START

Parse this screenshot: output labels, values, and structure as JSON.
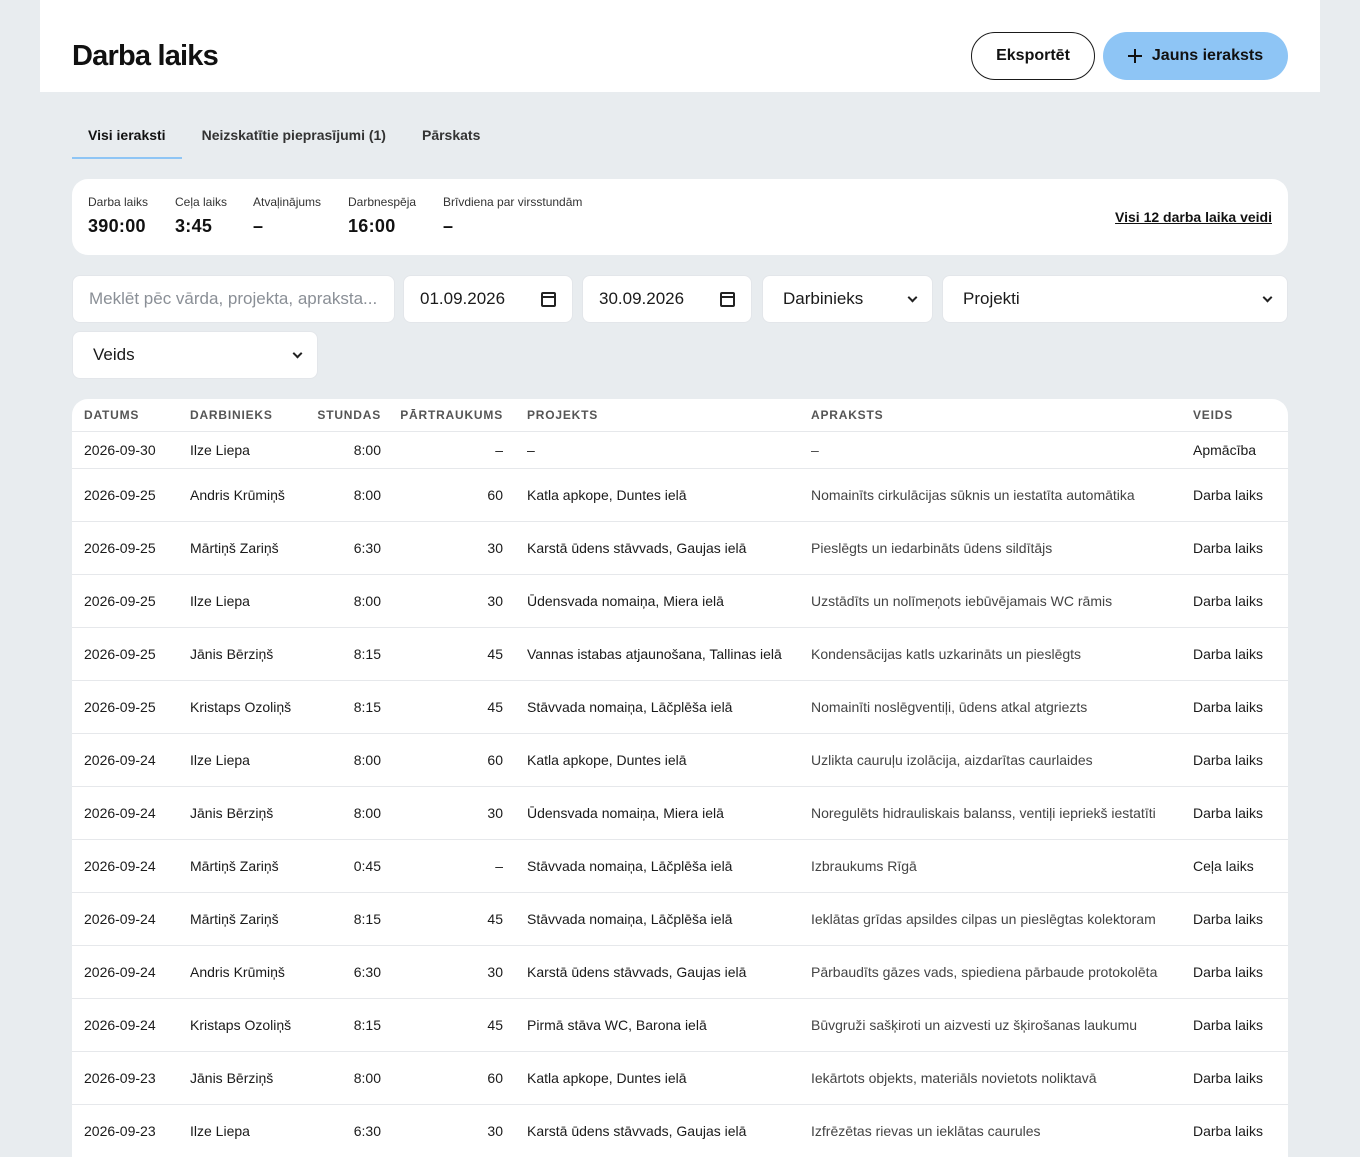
{
  "header": {
    "title": "Darba laiks",
    "export_label": "Eksportēt",
    "new_label": "Jauns ieraksts"
  },
  "tabs": [
    {
      "label": "Visi ieraksti",
      "active": true
    },
    {
      "label": "Neizskatītie pieprasījumi (1)",
      "active": false
    },
    {
      "label": "Pārskats",
      "active": false
    }
  ],
  "summary": {
    "stats": [
      {
        "label": "Darba laiks",
        "value": "390:00"
      },
      {
        "label": "Ceļa laiks",
        "value": "3:45"
      },
      {
        "label": "Atvaļinājums",
        "value": "–"
      },
      {
        "label": "Darbnespēja",
        "value": "16:00"
      },
      {
        "label": "Brīvdiena par virsstundām",
        "value": "–"
      }
    ],
    "link_label": "Visi 12 darba laika veidi"
  },
  "filters": {
    "search_placeholder": "Meklēt pēc vārda, projekta, apraksta...",
    "date_from": "01.09.2026",
    "date_to": "30.09.2026",
    "employee_select": "Darbinieks",
    "project_select": "Projekti",
    "type_select": "Veids"
  },
  "table": {
    "columns": [
      "Datums",
      "Darbinieks",
      "Stundas",
      "Pārtraukums",
      "Projekts",
      "Apraksts",
      "Veids"
    ],
    "rows": [
      [
        "2026-09-30",
        "Ilze Liepa",
        "8:00",
        "–",
        "–",
        "–",
        "Apmācība"
      ],
      [
        "2026-09-25",
        "Andris Krūmiņš",
        "8:00",
        "60",
        "Katla apkope, Duntes ielā",
        "Nomainīts cirkulācijas sūknis un iestatīta automātika",
        "Darba laiks"
      ],
      [
        "2026-09-25",
        "Mārtiņš Zariņš",
        "6:30",
        "30",
        "Karstā ūdens stāvvads, Gaujas ielā",
        "Pieslēgts un iedarbināts ūdens sildītājs",
        "Darba laiks"
      ],
      [
        "2026-09-25",
        "Ilze Liepa",
        "8:00",
        "30",
        "Ūdensvada nomaiņa, Miera ielā",
        "Uzstādīts un nolīmeņots iebūvējamais WC rāmis",
        "Darba laiks"
      ],
      [
        "2026-09-25",
        "Jānis Bērziņš",
        "8:15",
        "45",
        "Vannas istabas atjaunošana, Tallinas ielā",
        "Kondensācijas katls uzkarināts un pieslēgts",
        "Darba laiks"
      ],
      [
        "2026-09-25",
        "Kristaps Ozoliņš",
        "8:15",
        "45",
        "Stāvvada nomaiņa, Lāčplēša ielā",
        "Nomainīti noslēgventiļi, ūdens atkal atgriezts",
        "Darba laiks"
      ],
      [
        "2026-09-24",
        "Ilze Liepa",
        "8:00",
        "60",
        "Katla apkope, Duntes ielā",
        "Uzlikta cauruļu izolācija, aizdarītas caurlaides",
        "Darba laiks"
      ],
      [
        "2026-09-24",
        "Jānis Bērziņš",
        "8:00",
        "30",
        "Ūdensvada nomaiņa, Miera ielā",
        "Noregulēts hidrauliskais balanss, ventiļi iepriekš iestatīti",
        "Darba laiks"
      ],
      [
        "2026-09-24",
        "Mārtiņš Zariņš",
        "0:45",
        "–",
        "Stāvvada nomaiņa, Lāčplēša ielā",
        "Izbraukums Rīgā",
        "Ceļa laiks"
      ],
      [
        "2026-09-24",
        "Mārtiņš Zariņš",
        "8:15",
        "45",
        "Stāvvada nomaiņa, Lāčplēša ielā",
        "Ieklātas grīdas apsildes cilpas un pieslēgtas kolektoram",
        "Darba laiks"
      ],
      [
        "2026-09-24",
        "Andris Krūmiņš",
        "6:30",
        "30",
        "Karstā ūdens stāvvads, Gaujas ielā",
        "Pārbaudīts gāzes vads, spiediena pārbaude protokolēta",
        "Darba laiks"
      ],
      [
        "2026-09-24",
        "Kristaps Ozoliņš",
        "8:15",
        "45",
        "Pirmā stāva WC, Barona ielā",
        "Būvgruži sašķiroti un aizvesti uz šķirošanas laukumu",
        "Darba laiks"
      ],
      [
        "2026-09-23",
        "Jānis Bērziņš",
        "8:00",
        "60",
        "Katla apkope, Duntes ielā",
        "Iekārtots objekts, materiāls novietots noliktavā",
        "Darba laiks"
      ],
      [
        "2026-09-23",
        "Ilze Liepa",
        "6:30",
        "30",
        "Karstā ūdens stāvvads, Gaujas ielā",
        "Izfrēzētas rievas un ieklātas caurules",
        "Darba laiks"
      ]
    ]
  }
}
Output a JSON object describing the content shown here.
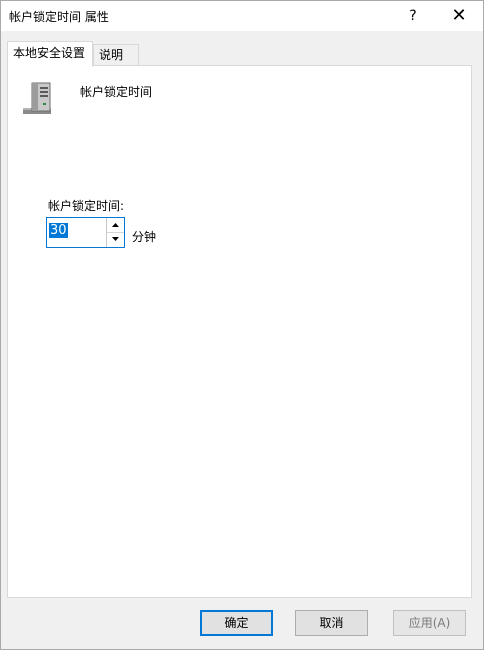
{
  "window": {
    "title": "帐户锁定时间 属性",
    "help_label": "?",
    "close_label": "✕"
  },
  "tabs": [
    {
      "label": "本地安全设置",
      "active": true
    },
    {
      "label": "说明",
      "active": false
    }
  ],
  "policy": {
    "icon": "server-icon",
    "name": "帐户锁定时间"
  },
  "field": {
    "label": "帐户锁定时间:",
    "value": "30",
    "unit": "分钟"
  },
  "buttons": {
    "ok": "确定",
    "cancel": "取消",
    "apply": "应用(A)"
  },
  "colors": {
    "accent": "#0078d7",
    "dialog_bg": "#f0f0f0"
  }
}
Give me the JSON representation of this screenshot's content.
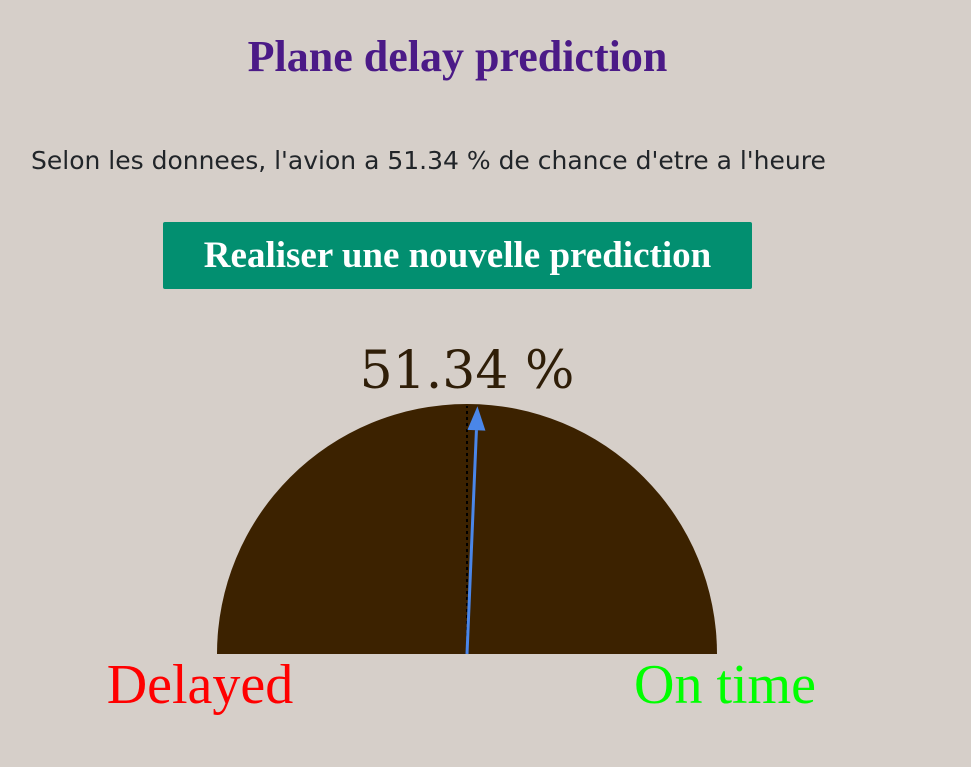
{
  "page": {
    "title": "Plane delay prediction",
    "result_text": "Selon les donnees, l'avion a 51.34 % de chance d'etre a l'heure",
    "new_prediction_button": "Realiser une nouvelle prediction"
  },
  "gauge": {
    "value_percent": 51.34,
    "value_label": "51.34 %",
    "left_label": "Delayed",
    "right_label": "On time",
    "colors": {
      "background": "#d6cfc9",
      "title": "#4b1a87",
      "button": "#028f70",
      "gauge_fill": "#3c2200",
      "needle": "#4a86e8",
      "delayed": "#ff0000",
      "on_time": "#00ff00"
    }
  }
}
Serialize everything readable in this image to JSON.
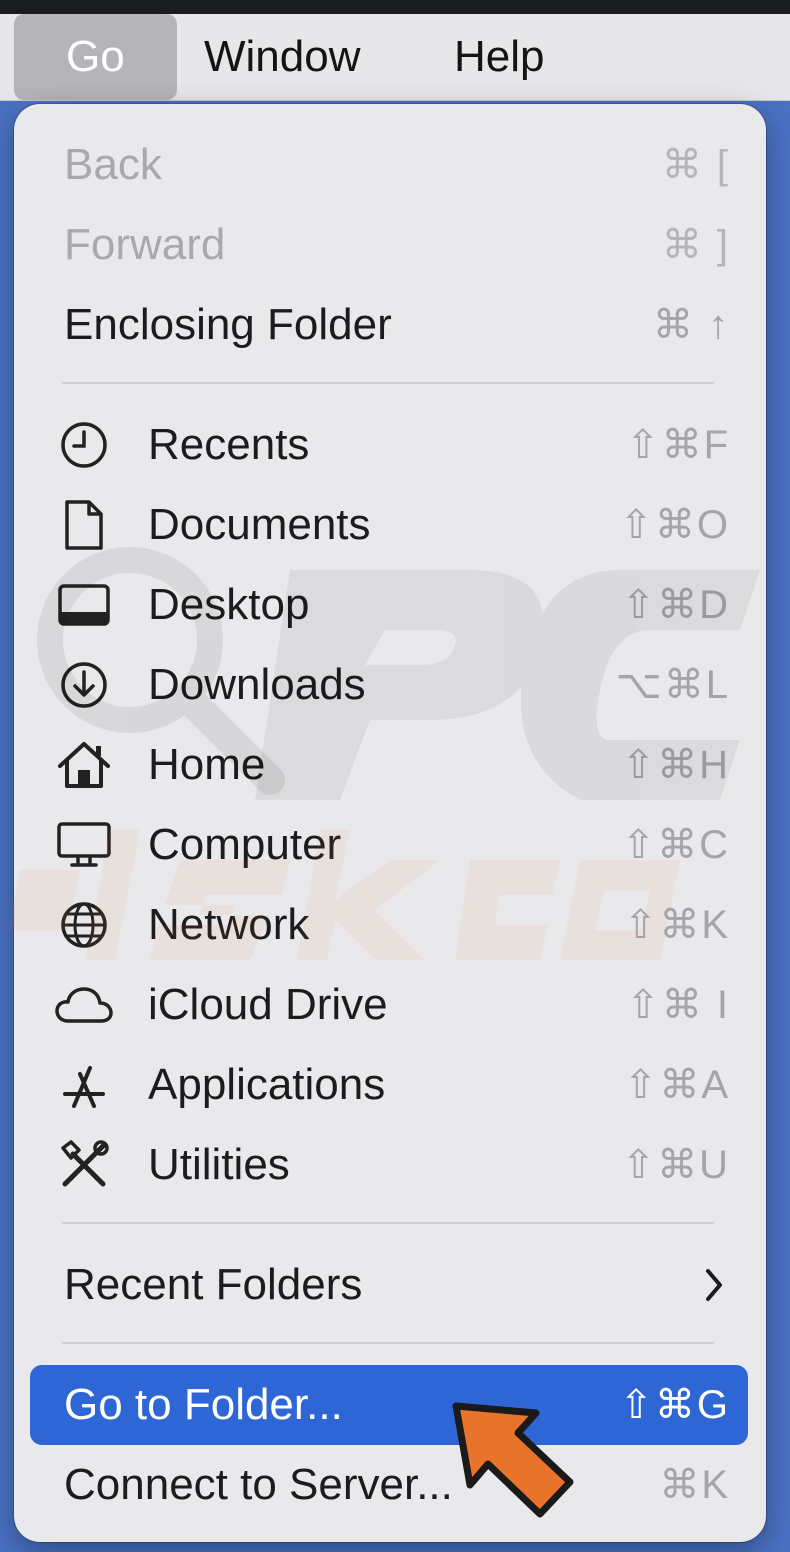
{
  "menubar": {
    "items": [
      {
        "label": "Go",
        "active": true
      },
      {
        "label": "Window"
      },
      {
        "label": "Help"
      }
    ]
  },
  "menu": {
    "items": [
      {
        "label": "Back",
        "shortcut": "⌘ [",
        "disabled": true
      },
      {
        "label": "Forward",
        "shortcut": "⌘ ]",
        "disabled": true
      },
      {
        "label": "Enclosing Folder",
        "shortcut": "⌘ ↑"
      },
      {
        "label": "Recents",
        "shortcut": "⇧⌘F",
        "icon": "clock-icon"
      },
      {
        "label": "Documents",
        "shortcut": "⇧⌘O",
        "icon": "document-icon"
      },
      {
        "label": "Desktop",
        "shortcut": "⇧⌘D",
        "icon": "desktop-icon"
      },
      {
        "label": "Downloads",
        "shortcut": "⌥⌘L",
        "icon": "download-icon"
      },
      {
        "label": "Home",
        "shortcut": "⇧⌘H",
        "icon": "house-icon"
      },
      {
        "label": "Computer",
        "shortcut": "⇧⌘C",
        "icon": "monitor-icon"
      },
      {
        "label": "Network",
        "shortcut": "⇧⌘K",
        "icon": "globe-icon"
      },
      {
        "label": "iCloud Drive",
        "shortcut": "⇧⌘ I",
        "icon": "cloud-icon"
      },
      {
        "label": "Applications",
        "shortcut": "⇧⌘A",
        "icon": "applications-icon"
      },
      {
        "label": "Utilities",
        "shortcut": "⇧⌘U",
        "icon": "tools-icon"
      },
      {
        "label": "Recent Folders",
        "submenu": true,
        "icon": "chevron-right-icon"
      },
      {
        "label": "Go to Folder...",
        "shortcut": "⇧⌘G",
        "selected": true
      },
      {
        "label": "Connect to Server...",
        "shortcut": "⌘K"
      }
    ]
  },
  "watermark": {
    "text": "PCrisk.com"
  },
  "annotation": {
    "icon": "orange-arrow-icon",
    "color": "#e8732a"
  },
  "colors": {
    "menubar": "#e7e7e9",
    "menu_background": "#e9e9eb",
    "selection": "#2f66d6",
    "desktop": "#4a72c4"
  }
}
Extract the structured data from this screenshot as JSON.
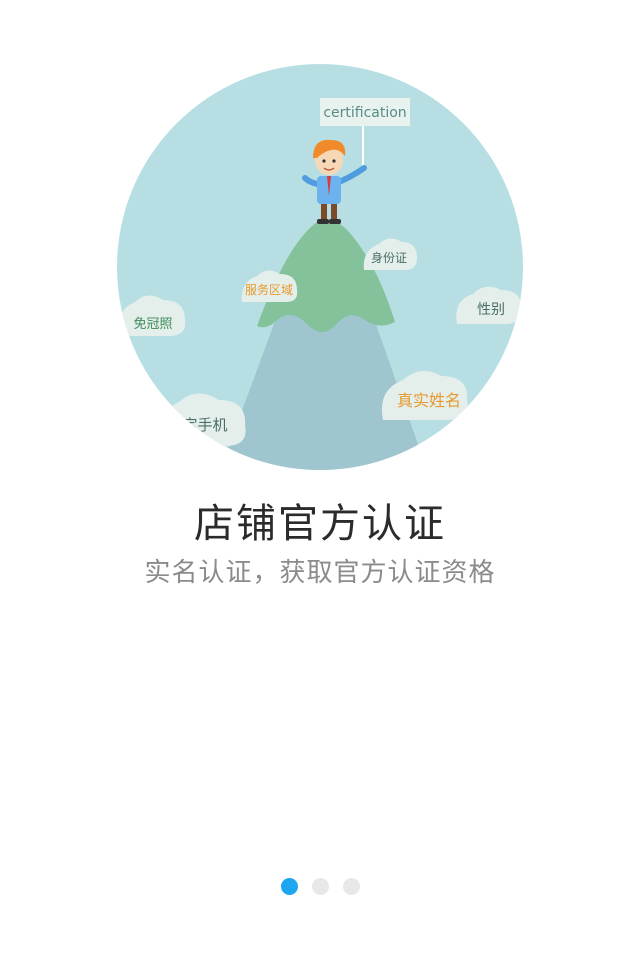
{
  "illustration": {
    "flag_text": "certification",
    "clouds": {
      "id_card": "身份证",
      "service_area": "服务区域",
      "no_hat_photo": "免冠照",
      "gender": "性别",
      "real_name": "真实姓名",
      "phone": "定手机"
    },
    "colors": {
      "circle_bg": "#b7dfe3",
      "mountain_top": "#84c29b",
      "mountain_base": "#9fc6ce",
      "cloud": "#e4efec",
      "cloud_text_green": "#3d8a57",
      "cloud_text_orange": "#e79a2e"
    }
  },
  "onboarding": {
    "title": "店铺官方认证",
    "subtitle": "实名认证，获取官方认证资格"
  },
  "pagination": {
    "total": 3,
    "active_index": 1,
    "active_color": "#1ea7f0",
    "inactive_color": "#e8e8e8"
  }
}
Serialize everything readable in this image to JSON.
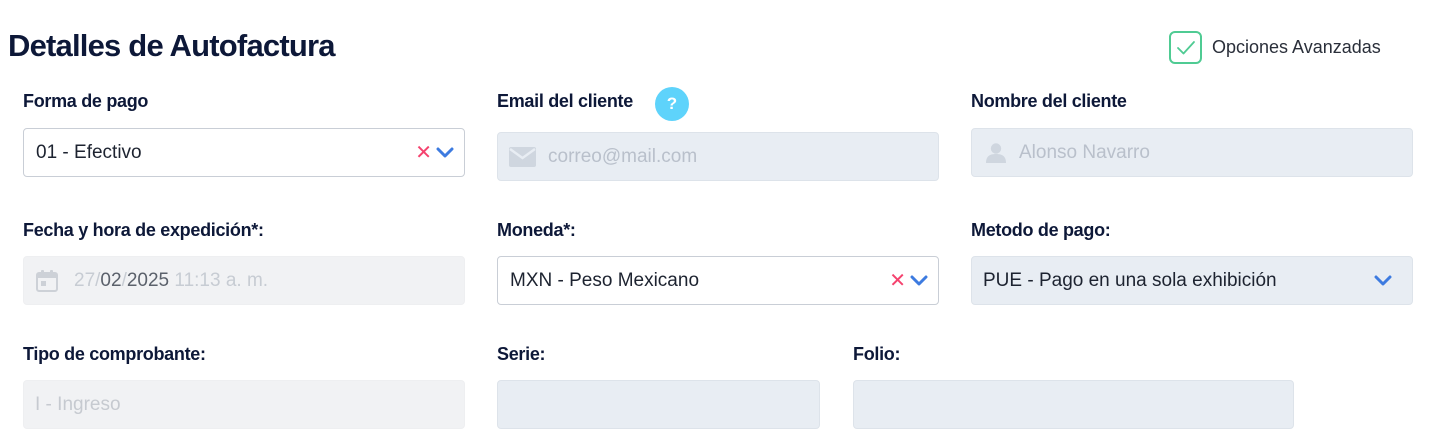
{
  "page": {
    "title": "Detalles de Autofactura"
  },
  "advanced": {
    "label": "Opciones Avanzadas",
    "checked": true,
    "check_color": "#4fcb93"
  },
  "payment_form": {
    "label": "Forma de pago",
    "value": "01 - Efectivo"
  },
  "client_email": {
    "label": "Email del cliente",
    "placeholder": "correo@mail.com",
    "help": "?"
  },
  "client_name": {
    "label": "Nombre del cliente",
    "placeholder": "Alonso Navarro"
  },
  "issue_date": {
    "label": "Fecha y hora de expedición*:",
    "day": "27",
    "sep1": "/",
    "month": "02",
    "sep2": "/",
    "year": "2025",
    "time": "11:13 a. m."
  },
  "currency": {
    "label": "Moneda*:",
    "value": "MXN - Peso Mexicano"
  },
  "payment_method": {
    "label": "Metodo de pago:",
    "value": "PUE - Pago en una sola exhibición"
  },
  "receipt_type": {
    "label": "Tipo de comprobante:",
    "value": "I - Ingreso"
  },
  "series": {
    "label": "Serie:",
    "value": ""
  },
  "folio": {
    "label": "Folio:",
    "value": ""
  },
  "colors": {
    "accent_blue": "#3d7be0",
    "clear_red": "#f5426e",
    "help_cyan": "#5ed3fb"
  }
}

END

### Brief
Read through the lines above and collect those that contain the string "JSON".

### Answer for the task
Parse this screenshot: output labels, values, and structure as JSON.
Output a JSON object describing the content shown here.
Give me the JSON representation of this screenshot's content.
Serialize everything readable in this image to JSON.
Extract the structured data from this screenshot as JSON.
Serialize everything readable in this image to JSON.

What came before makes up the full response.